[Begin Records]
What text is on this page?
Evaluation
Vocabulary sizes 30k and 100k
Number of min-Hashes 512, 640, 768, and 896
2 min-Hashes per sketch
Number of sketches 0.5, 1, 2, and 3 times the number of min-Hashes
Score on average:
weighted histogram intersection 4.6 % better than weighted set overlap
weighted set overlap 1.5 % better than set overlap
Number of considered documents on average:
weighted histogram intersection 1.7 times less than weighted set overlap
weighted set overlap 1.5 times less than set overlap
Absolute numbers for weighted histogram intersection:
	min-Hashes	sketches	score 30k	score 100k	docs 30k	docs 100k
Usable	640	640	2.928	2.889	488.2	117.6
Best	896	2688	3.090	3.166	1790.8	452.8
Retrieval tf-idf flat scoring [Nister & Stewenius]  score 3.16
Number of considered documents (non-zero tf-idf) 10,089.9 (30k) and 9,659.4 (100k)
[End Records]
[Begin Records]
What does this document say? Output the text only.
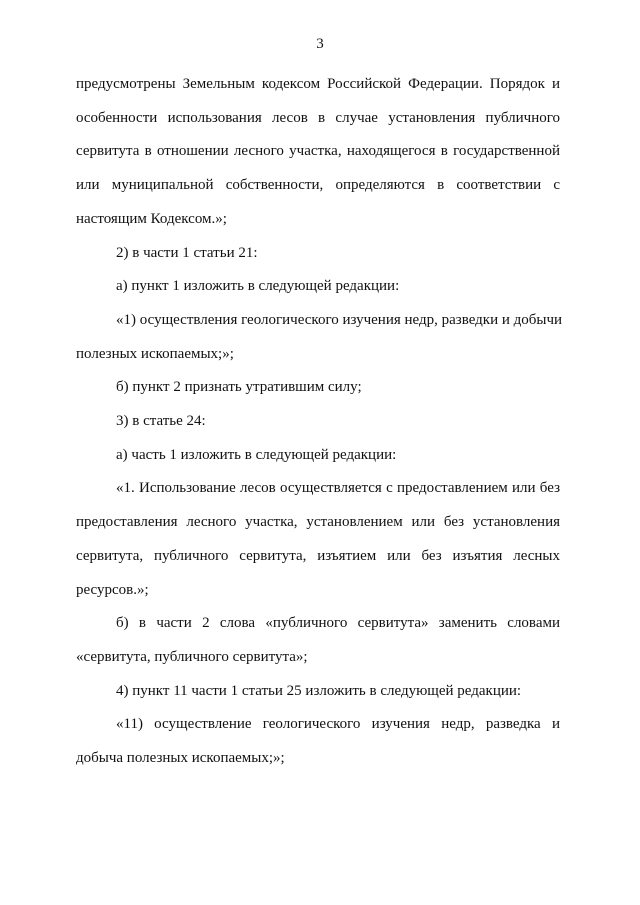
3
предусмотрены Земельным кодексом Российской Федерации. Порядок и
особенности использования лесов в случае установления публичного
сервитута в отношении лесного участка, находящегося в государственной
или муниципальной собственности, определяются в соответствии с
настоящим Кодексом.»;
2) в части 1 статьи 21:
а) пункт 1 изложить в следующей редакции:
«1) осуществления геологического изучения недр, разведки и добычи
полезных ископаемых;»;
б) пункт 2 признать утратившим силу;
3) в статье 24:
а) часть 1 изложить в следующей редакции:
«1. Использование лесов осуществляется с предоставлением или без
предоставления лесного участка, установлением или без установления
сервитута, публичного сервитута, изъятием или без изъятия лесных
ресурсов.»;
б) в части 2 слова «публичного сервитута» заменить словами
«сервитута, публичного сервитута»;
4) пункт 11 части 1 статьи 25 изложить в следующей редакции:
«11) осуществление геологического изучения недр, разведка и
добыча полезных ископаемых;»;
[End Records]
State how many lines of the records above contain the word "Hashes", and give only that number.

• [Task response]:
4